** DOCUMENT PASSAGE follows **
Spacecraft properties
- Manufacturer: NEC Corporation
- Launch mass: 480 kg (1,060 lb) including 60 kg of xenon and 15.4 kg of hydrazine
- Power: 4.7 kW from solar panels

Start of mission
- Launch date: 2028 (planned)
- Rocket: H3
- Launch site: Tanegashima Space Center
- Contractor: JAXA

Orbital parameters
- Reference system: Geocentric orbit
- Regime: Highly elliptical orbit
- Perigee altitude: 230 km (140 mi)
- Apogee altitude: 40,000 km (25,000 mi)
- Inclination: 30.0°

Flyby of 3200 Phaethon
- Closest approach: 2030 (planned)
- Distance: 500 km (planned)

Transponders
- Band: X-band

Instruments
- DESTINY Dust Analyzer (DDA) Telescopic Camera for Phaethon (TCAP) Multiband Camera for Phaethon (MCAP)
** End of DOCUMENT PASSAGE **
_PROBLEM_
Answer these questions using the spacecraft summary:
1. Which rocket is planned for the launch?
2. At what distance is the flyby of 3200 Phaethon planned?
3. How much xenon does the launch mass include?
The data have nothing to do with this passage.
** STUDY MATERIAL follows **
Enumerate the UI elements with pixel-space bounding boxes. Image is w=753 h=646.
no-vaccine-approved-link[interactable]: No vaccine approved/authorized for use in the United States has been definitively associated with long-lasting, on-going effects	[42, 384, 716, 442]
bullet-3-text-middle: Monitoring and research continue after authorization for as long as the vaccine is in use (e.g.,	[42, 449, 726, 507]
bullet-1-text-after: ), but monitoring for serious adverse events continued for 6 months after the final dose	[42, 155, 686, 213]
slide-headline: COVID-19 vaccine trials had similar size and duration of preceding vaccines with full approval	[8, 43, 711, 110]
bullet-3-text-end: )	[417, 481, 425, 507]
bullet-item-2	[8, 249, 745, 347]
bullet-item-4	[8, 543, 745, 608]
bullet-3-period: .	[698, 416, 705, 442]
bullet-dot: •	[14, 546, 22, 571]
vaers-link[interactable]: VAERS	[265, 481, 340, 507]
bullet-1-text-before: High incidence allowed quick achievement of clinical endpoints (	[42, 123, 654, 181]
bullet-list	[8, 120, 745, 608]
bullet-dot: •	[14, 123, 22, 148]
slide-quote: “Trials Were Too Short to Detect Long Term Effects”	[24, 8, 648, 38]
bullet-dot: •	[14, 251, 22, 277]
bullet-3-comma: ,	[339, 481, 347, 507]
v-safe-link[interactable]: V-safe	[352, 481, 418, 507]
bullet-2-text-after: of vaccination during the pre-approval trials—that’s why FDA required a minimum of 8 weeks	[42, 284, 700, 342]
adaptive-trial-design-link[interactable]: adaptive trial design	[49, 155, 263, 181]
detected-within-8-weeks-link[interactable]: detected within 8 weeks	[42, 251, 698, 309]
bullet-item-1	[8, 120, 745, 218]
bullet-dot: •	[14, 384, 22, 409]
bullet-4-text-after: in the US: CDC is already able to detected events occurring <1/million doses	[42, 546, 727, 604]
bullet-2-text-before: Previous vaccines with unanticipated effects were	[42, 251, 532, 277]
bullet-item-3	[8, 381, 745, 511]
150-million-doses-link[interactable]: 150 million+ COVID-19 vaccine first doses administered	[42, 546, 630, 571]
** End of STUDY MATERIAL **
_WRITTEN REPLY_
1. H3
2. 500 km
3. 60 kg